PROBLEM REQUIREMENTS: Scan the data below for the string "Proceder". Copy every line where it appears.

-- Start DATA ROWS --

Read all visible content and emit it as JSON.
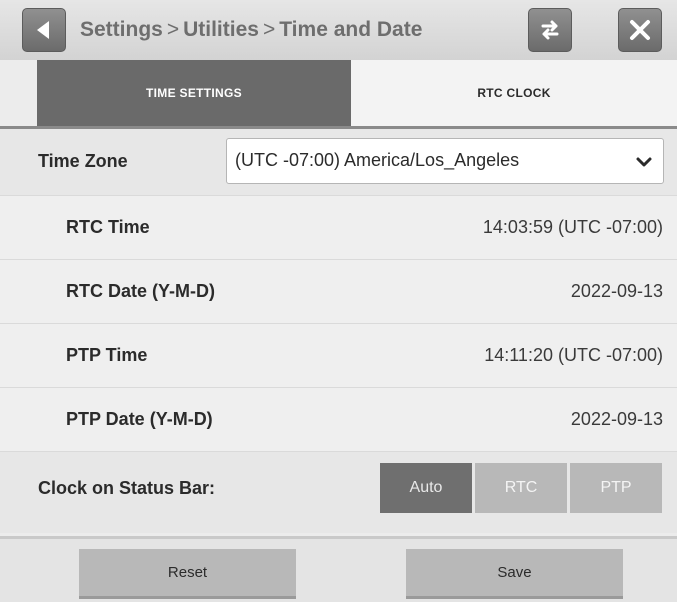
{
  "header": {
    "breadcrumb": [
      "Settings",
      "Utilities",
      "Time and Date"
    ],
    "separator": ">",
    "icons": {
      "back": "back-arrow-icon",
      "swap": "swap-arrows-icon",
      "close": "close-icon"
    }
  },
  "tabs": [
    {
      "label": "TIME SETTINGS",
      "active": true
    },
    {
      "label": "RTC CLOCK",
      "active": false
    }
  ],
  "time_zone": {
    "label": "Time Zone",
    "value": "(UTC -07:00) America/Los_Angeles"
  },
  "rows": [
    {
      "label": "RTC Time",
      "value": "14:03:59 (UTC -07:00)"
    },
    {
      "label": "RTC Date (Y-M-D)",
      "value": "2022-09-13"
    },
    {
      "label": "PTP Time",
      "value": "14:11:20 (UTC -07:00)"
    },
    {
      "label": "PTP Date (Y-M-D)",
      "value": "2022-09-13"
    }
  ],
  "status_bar_clock": {
    "label": "Clock on Status Bar:",
    "options": [
      "Auto",
      "RTC",
      "PTP"
    ],
    "selected": "Auto"
  },
  "footer": {
    "reset_label": "Reset",
    "save_label": "Save"
  },
  "colors": {
    "active_tab": "#6a6a6a",
    "selected_segment": "#6f6f6f",
    "button": "#b8b8b8"
  }
}
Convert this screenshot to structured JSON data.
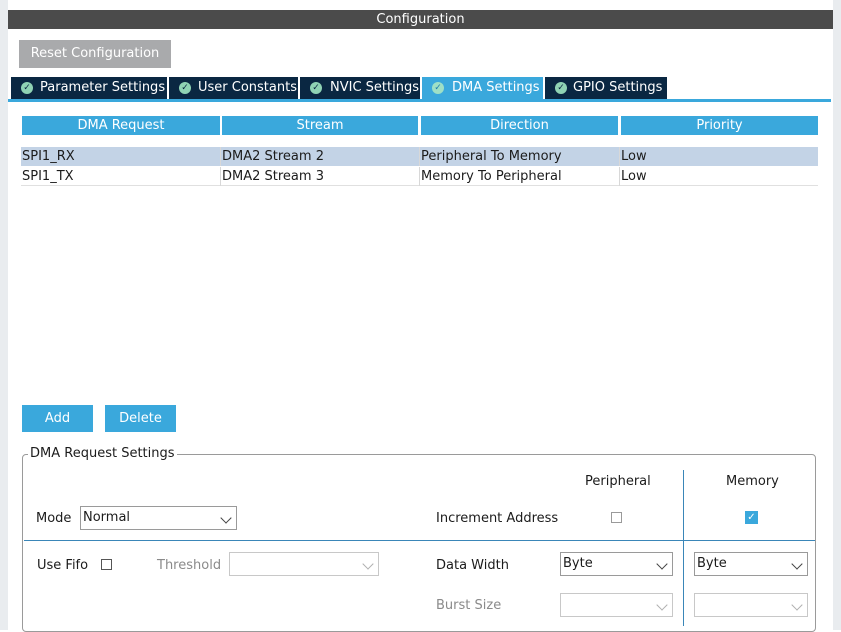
{
  "window": {
    "title": "Configuration"
  },
  "toolbar": {
    "reset_label": "Reset Configuration"
  },
  "tabs": [
    {
      "label": "Parameter Settings",
      "active": false
    },
    {
      "label": "User Constants",
      "active": false
    },
    {
      "label": "NVIC Settings",
      "active": false
    },
    {
      "label": "DMA Settings",
      "active": true
    },
    {
      "label": "GPIO Settings",
      "active": false
    }
  ],
  "table": {
    "headers": [
      "DMA Request",
      "Stream",
      "Direction",
      "Priority"
    ],
    "rows": [
      {
        "request": "SPI1_RX",
        "stream": "DMA2 Stream 2",
        "direction": "Peripheral To Memory",
        "priority": "Low",
        "selected": true
      },
      {
        "request": "SPI1_TX",
        "stream": "DMA2 Stream 3",
        "direction": "Memory To Peripheral",
        "priority": "Low",
        "selected": false
      }
    ]
  },
  "actions": {
    "add_label": "Add",
    "delete_label": "Delete"
  },
  "settings": {
    "group_title": "DMA Request Settings",
    "peripheral_header": "Peripheral",
    "memory_header": "Memory",
    "mode_label": "Mode",
    "mode_value": "Normal",
    "increment_label": "Increment Address",
    "peripheral_increment": false,
    "memory_increment": true,
    "use_fifo_label": "Use Fifo",
    "use_fifo": false,
    "threshold_label": "Threshold",
    "threshold_value": "",
    "data_width_label": "Data Width",
    "peripheral_data_width": "Byte",
    "memory_data_width": "Byte",
    "burst_size_label": "Burst Size",
    "peripheral_burst": "",
    "memory_burst": ""
  },
  "colors": {
    "accent": "#3aa8dc",
    "tab_bg": "#0a2742",
    "selected_row": "#c3d3e6",
    "title_bar": "#4b4b4b"
  },
  "icons": {
    "tab_status": "check-circle-icon",
    "dropdown": "chevron-down-icon",
    "checkbox_checked": "check-icon"
  }
}
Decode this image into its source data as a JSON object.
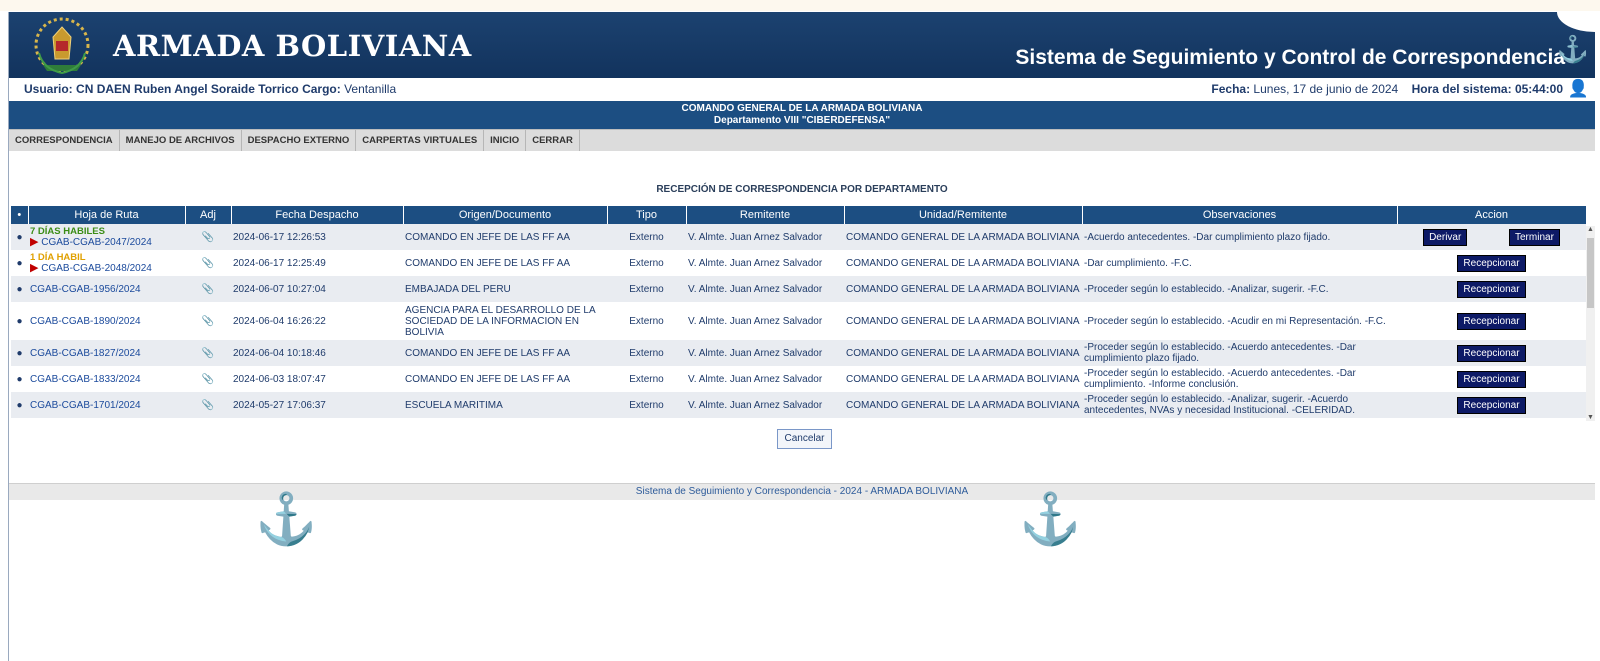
{
  "header": {
    "brand": "ARMADA BOLIVIANA",
    "system_title": "Sistema de Seguimiento y Control de Correspondencia"
  },
  "user": {
    "usuario_label": "Usuario:",
    "usuario_value": "CN DAEN Ruben Angel Soraide Torrico",
    "cargo_label": "Cargo:",
    "cargo_value": "Ventanilla",
    "fecha_label": "Fecha:",
    "fecha_value": "Lunes, 17 de junio de 2024",
    "hora_label": "Hora del sistema:",
    "hora_value": "05:44:00"
  },
  "org": {
    "line1": "COMANDO GENERAL DE LA ARMADA BOLIVIANA",
    "line2": "Departamento VIII \"CIBERDEFENSA\""
  },
  "tabs": [
    "CORRESPONDENCIA",
    "MANEJO DE ARCHIVOS",
    "DESPACHO EXTERNO",
    "CARPERTAS VIRTUALES",
    "INICIO",
    "CERRAR"
  ],
  "section_title": "RECEPCIÓN DE CORRESPONDENCIA POR DEPARTAMENTO",
  "columns": [
    "•",
    "Hoja de Ruta",
    "Adj",
    "Fecha Despacho",
    "Origen/Documento",
    "Tipo",
    "Remitente",
    "Unidad/Remitente",
    "Observaciones",
    "Accion"
  ],
  "rows": [
    {
      "badge": "7 DÍAS HABILES",
      "hoja": "CGAB-CGAB-2047/2024",
      "fecha": "2024-06-17 12:26:53",
      "origen": "COMANDO EN JEFE DE LAS FF AA",
      "tipo": "Externo",
      "remitente": "V. Almte. Juan Arnez Salvador",
      "unidad": "COMANDO GENERAL DE LA ARMADA BOLIVIANA",
      "obs": "-Acuerdo antecedentes. -Dar cumplimiento plazo fijado.",
      "actions": [
        "Derivar",
        "Terminar"
      ]
    },
    {
      "badge": "1 DÍA HABIL",
      "hoja": "CGAB-CGAB-2048/2024",
      "fecha": "2024-06-17 12:25:49",
      "origen": "COMANDO EN JEFE DE LAS FF AA",
      "tipo": "Externo",
      "remitente": "V. Almte. Juan Arnez Salvador",
      "unidad": "COMANDO GENERAL DE LA ARMADA BOLIVIANA",
      "obs": "-Dar cumplimiento. -F.C.",
      "actions": [
        "Recepcionar"
      ]
    },
    {
      "hoja": "CGAB-CGAB-1956/2024",
      "fecha": "2024-06-07 10:27:04",
      "origen": "EMBAJADA DEL PERU",
      "tipo": "Externo",
      "remitente": "V. Almte. Juan Arnez Salvador",
      "unidad": "COMANDO GENERAL DE LA ARMADA BOLIVIANA",
      "obs": "-Proceder según lo establecido. -Analizar, sugerir. -F.C.",
      "actions": [
        "Recepcionar"
      ]
    },
    {
      "hoja": "CGAB-CGAB-1890/2024",
      "fecha": "2024-06-04 16:26:22",
      "origen": "AGENCIA PARA EL DESARROLLO DE LA SOCIEDAD DE LA INFORMACION EN BOLIVIA",
      "tipo": "Externo",
      "remitente": "V. Almte. Juan Arnez Salvador",
      "unidad": "COMANDO GENERAL DE LA ARMADA BOLIVIANA",
      "obs": "-Proceder según lo establecido. -Acudir en mi Representación. -F.C.",
      "actions": [
        "Recepcionar"
      ]
    },
    {
      "hoja": "CGAB-CGAB-1827/2024",
      "fecha": "2024-06-04 10:18:46",
      "origen": "COMANDO EN JEFE DE LAS FF AA",
      "tipo": "Externo",
      "remitente": "V. Almte. Juan Arnez Salvador",
      "unidad": "COMANDO GENERAL DE LA ARMADA BOLIVIANA",
      "obs": "-Proceder según lo establecido. -Acuerdo antecedentes. -Dar cumplimiento plazo fijado.",
      "actions": [
        "Recepcionar"
      ]
    },
    {
      "hoja": "CGAB-CGAB-1833/2024",
      "fecha": "2024-06-03 18:07:47",
      "origen": "COMANDO EN JEFE DE LAS FF AA",
      "tipo": "Externo",
      "remitente": "V. Almte. Juan Arnez Salvador",
      "unidad": "COMANDO GENERAL DE LA ARMADA BOLIVIANA",
      "obs": "-Proceder según lo establecido. -Acuerdo antecedentes. -Dar cumplimiento. -Informe conclusión.",
      "actions": [
        "Recepcionar"
      ]
    },
    {
      "hoja": "CGAB-CGAB-1701/2024",
      "fecha": "2024-05-27 17:06:37",
      "origen": "ESCUELA MARITIMA",
      "tipo": "Externo",
      "remitente": "V. Almte. Juan Arnez Salvador",
      "unidad": "COMANDO GENERAL DE LA ARMADA BOLIVIANA",
      "obs": "-Proceder según lo establecido. -Analizar, sugerir. -Acuerdo antecedentes, NVAs y necesidad Institucional. -CELERIDAD.",
      "actions": [
        "Recepcionar"
      ]
    }
  ],
  "cancel_label": "Cancelar",
  "footer": "Sistema de Seguimiento y Correspondencia - 2024 - ARMADA BOLIVIANA"
}
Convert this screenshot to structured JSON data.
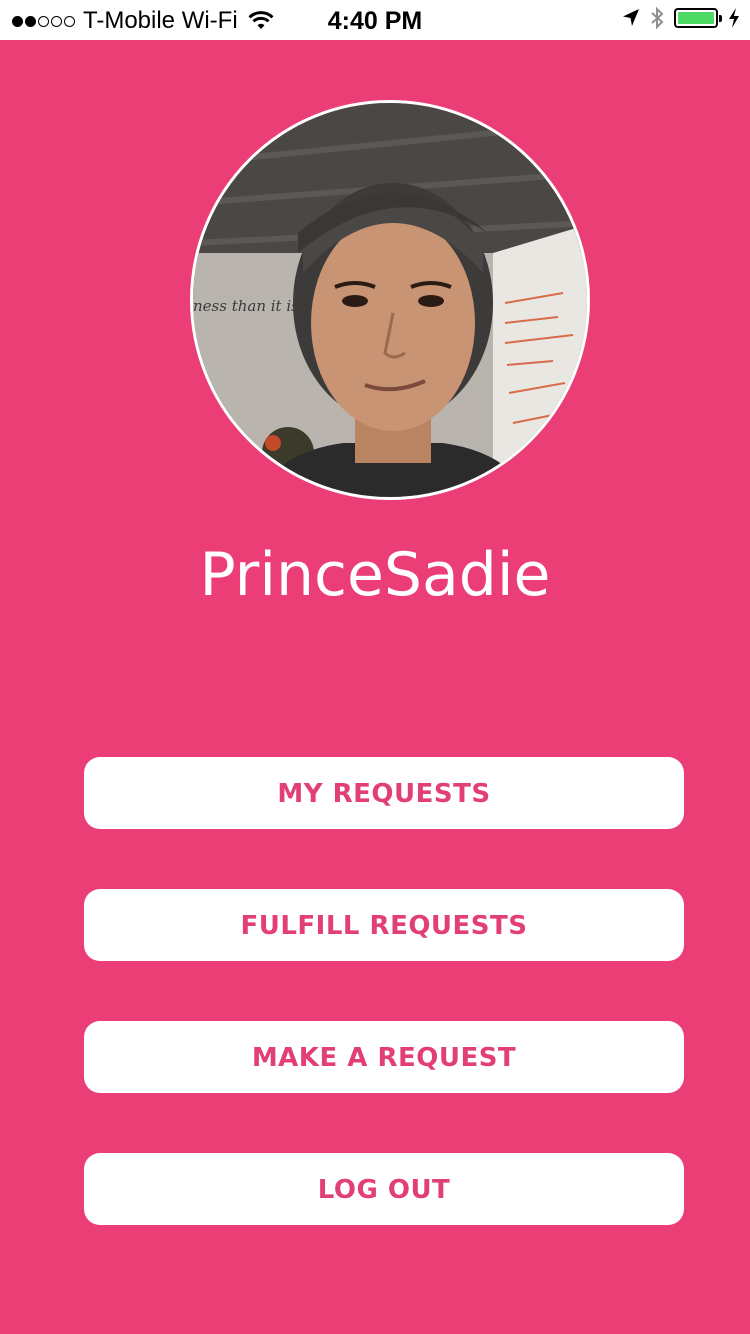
{
  "status_bar": {
    "carrier": "T-Mobile Wi-Fi",
    "time": "4:40 PM",
    "signal_bars_filled": 2,
    "signal_bars_total": 5,
    "battery_level": 1.0,
    "icons": [
      "wifi-icon",
      "location-arrow-icon",
      "bluetooth-icon",
      "battery-icon",
      "charging-bolt-icon"
    ]
  },
  "profile": {
    "avatar": "profile-photo",
    "username": "PrinceSadie",
    "photo_whiteboard_text": "ness than it is t"
  },
  "menu": {
    "my_requests": "MY REQUESTS",
    "fulfill_requests": "FULFILL REQUESTS",
    "make_request": "MAKE A REQUEST",
    "log_out": "LOG OUT"
  },
  "colors": {
    "background": "#EC3E76",
    "button_bg": "#FFFFFF",
    "button_text": "#E23E78",
    "battery": "#4CD964"
  }
}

-- End DATA ROWS --

RESPONSE TO THIS TASK:
      "obs": "-Proceder según lo establecido. -Analizar, sugerir. -F.C.",
      "obs": "-Proceder según lo establecido. -Acudir en mi Representación. -F.C.",
      "obs": "-Proceder según lo establecido. -Acuerdo antecedentes. -Dar cumplimiento plazo fijado.",
      "obs": "-Proceder según lo establecido. -Acuerdo antecedentes. -Dar cumplimiento. -Informe conclusión.",
      "obs": "-Proceder según lo establecido. -Analizar, sugerir. -Acuerdo antecedentes, NVAs y necesidad Institucional. -CELERIDAD.",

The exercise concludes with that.